-- Work to complete --
Please list all lines of the material below in which the string "before" occurs.
** start Raw records **
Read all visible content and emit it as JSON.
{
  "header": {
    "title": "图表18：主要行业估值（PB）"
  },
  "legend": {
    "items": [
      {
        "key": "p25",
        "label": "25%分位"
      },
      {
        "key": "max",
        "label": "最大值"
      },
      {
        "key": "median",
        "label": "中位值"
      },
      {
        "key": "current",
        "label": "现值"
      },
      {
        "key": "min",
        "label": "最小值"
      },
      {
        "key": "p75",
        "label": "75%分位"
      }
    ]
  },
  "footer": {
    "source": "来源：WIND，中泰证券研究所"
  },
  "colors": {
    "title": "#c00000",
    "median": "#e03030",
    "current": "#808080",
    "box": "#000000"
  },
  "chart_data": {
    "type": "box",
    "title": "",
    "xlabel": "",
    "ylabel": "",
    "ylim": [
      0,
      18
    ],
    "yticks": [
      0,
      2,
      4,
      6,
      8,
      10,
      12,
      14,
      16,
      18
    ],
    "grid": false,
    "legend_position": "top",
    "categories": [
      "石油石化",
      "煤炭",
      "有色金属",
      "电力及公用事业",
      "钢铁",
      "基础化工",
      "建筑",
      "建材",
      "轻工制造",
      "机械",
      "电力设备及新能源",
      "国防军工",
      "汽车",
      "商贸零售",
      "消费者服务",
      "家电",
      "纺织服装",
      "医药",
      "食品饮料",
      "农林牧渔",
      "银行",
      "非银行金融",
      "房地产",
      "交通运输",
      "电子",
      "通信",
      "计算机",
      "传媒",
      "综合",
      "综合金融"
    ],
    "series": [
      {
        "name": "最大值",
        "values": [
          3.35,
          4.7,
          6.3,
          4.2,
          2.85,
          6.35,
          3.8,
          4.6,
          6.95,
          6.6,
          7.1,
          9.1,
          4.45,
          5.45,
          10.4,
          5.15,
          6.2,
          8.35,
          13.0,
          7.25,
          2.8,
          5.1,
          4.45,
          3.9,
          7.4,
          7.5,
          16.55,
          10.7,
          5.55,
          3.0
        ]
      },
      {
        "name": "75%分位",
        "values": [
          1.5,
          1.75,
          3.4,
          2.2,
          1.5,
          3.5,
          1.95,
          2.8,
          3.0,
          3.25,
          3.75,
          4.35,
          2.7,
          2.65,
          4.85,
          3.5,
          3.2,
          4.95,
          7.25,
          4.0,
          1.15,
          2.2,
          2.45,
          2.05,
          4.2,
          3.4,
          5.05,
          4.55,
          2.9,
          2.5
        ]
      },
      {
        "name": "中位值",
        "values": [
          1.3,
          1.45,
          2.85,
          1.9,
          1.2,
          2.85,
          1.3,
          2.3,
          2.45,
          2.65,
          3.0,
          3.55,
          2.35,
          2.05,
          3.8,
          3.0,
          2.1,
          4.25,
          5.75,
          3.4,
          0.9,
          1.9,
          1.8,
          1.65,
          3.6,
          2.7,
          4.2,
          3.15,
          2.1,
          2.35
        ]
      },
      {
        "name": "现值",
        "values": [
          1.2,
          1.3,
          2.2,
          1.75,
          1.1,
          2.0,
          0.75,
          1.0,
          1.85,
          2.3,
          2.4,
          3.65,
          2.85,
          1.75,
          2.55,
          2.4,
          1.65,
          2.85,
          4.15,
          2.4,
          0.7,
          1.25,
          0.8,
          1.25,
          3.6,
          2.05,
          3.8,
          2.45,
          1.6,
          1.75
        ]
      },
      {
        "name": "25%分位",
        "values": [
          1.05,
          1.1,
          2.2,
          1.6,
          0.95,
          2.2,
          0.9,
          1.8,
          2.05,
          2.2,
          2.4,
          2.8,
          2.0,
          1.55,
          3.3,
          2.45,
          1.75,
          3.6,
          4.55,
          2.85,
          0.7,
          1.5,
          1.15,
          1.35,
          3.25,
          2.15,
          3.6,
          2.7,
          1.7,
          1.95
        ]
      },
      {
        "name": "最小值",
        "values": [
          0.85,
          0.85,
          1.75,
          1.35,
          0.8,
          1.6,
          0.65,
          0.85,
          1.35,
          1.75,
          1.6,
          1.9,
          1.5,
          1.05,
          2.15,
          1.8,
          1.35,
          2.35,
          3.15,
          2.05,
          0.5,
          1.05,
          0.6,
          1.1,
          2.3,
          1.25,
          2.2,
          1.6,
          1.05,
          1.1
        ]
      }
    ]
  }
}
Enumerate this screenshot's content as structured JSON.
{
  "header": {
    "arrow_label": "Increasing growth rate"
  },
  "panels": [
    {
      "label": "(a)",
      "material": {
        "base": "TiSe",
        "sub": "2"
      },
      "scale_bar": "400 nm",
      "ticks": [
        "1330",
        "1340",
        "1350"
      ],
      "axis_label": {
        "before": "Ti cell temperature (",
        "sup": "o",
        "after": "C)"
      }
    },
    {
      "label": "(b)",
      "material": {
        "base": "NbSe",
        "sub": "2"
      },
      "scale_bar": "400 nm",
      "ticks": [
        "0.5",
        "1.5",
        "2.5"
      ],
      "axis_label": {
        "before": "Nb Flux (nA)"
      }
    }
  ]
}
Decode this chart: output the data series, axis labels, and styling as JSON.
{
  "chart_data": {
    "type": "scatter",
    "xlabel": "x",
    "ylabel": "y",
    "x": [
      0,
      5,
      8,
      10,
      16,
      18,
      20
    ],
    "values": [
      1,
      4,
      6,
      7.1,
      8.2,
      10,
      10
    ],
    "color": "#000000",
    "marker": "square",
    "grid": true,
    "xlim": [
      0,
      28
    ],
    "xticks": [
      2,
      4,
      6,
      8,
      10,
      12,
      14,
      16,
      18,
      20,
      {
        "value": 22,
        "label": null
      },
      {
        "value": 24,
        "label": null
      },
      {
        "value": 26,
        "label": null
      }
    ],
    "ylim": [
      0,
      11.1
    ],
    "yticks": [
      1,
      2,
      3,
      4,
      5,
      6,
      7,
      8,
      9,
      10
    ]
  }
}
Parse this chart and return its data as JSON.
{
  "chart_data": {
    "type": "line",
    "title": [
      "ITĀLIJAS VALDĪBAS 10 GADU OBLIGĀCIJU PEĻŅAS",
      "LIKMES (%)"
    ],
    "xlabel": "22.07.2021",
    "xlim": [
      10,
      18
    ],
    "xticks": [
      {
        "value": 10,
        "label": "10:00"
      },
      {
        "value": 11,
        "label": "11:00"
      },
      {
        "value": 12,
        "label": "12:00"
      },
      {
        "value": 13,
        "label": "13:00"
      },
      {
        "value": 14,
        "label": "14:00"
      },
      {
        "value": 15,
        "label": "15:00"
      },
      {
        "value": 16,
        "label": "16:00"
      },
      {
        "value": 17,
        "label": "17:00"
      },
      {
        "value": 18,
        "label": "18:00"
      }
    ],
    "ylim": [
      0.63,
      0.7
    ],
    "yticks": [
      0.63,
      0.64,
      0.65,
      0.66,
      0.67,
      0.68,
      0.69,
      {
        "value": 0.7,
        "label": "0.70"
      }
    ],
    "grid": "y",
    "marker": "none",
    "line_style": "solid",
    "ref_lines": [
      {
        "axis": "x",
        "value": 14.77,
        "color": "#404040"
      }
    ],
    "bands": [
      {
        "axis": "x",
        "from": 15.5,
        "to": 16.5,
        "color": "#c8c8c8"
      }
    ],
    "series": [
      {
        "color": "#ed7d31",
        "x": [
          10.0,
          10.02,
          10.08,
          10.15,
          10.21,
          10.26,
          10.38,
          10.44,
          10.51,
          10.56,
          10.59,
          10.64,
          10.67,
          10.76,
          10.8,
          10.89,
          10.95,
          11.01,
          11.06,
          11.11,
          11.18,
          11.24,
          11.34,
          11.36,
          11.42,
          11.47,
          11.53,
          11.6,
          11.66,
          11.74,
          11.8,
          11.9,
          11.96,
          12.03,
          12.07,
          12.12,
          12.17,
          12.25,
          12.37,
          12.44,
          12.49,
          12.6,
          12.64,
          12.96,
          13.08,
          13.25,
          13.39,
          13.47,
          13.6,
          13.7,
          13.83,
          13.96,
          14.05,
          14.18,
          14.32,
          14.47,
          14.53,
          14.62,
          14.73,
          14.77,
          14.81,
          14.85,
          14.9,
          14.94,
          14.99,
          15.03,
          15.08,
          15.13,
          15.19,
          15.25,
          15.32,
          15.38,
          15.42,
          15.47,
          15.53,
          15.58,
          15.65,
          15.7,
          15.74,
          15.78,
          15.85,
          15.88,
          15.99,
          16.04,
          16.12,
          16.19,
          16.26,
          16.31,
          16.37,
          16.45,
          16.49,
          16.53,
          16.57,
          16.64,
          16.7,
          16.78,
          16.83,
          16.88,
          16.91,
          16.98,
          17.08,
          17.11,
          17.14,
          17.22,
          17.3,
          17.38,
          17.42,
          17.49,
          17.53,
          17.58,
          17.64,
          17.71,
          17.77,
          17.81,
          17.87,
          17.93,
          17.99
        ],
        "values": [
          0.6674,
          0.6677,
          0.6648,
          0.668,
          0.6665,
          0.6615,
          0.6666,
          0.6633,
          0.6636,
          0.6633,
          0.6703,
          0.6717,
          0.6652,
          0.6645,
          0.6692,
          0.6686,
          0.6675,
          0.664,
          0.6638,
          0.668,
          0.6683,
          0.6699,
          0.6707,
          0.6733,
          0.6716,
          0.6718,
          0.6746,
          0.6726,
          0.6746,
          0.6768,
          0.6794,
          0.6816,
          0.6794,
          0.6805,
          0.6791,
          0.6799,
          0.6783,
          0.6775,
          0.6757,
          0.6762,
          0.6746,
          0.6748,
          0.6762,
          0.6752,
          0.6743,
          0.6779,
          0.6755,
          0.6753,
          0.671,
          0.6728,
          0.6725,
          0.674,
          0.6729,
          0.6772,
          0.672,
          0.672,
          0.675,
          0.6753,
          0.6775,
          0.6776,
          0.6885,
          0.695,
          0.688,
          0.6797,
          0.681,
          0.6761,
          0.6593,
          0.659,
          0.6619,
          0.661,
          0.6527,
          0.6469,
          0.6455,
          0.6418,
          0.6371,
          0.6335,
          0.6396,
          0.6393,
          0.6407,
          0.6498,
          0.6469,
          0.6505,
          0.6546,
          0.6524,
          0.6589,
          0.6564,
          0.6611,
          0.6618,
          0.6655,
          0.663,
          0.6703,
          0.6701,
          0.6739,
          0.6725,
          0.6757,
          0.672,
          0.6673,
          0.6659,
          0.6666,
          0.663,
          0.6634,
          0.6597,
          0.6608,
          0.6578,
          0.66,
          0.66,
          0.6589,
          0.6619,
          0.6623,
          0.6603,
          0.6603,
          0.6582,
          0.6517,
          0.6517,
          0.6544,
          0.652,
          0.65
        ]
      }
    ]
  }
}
** end Raw records **
-- Written reply --
        "before": "Ti cell temperature (",
        "before": "Nb Flux (nA)"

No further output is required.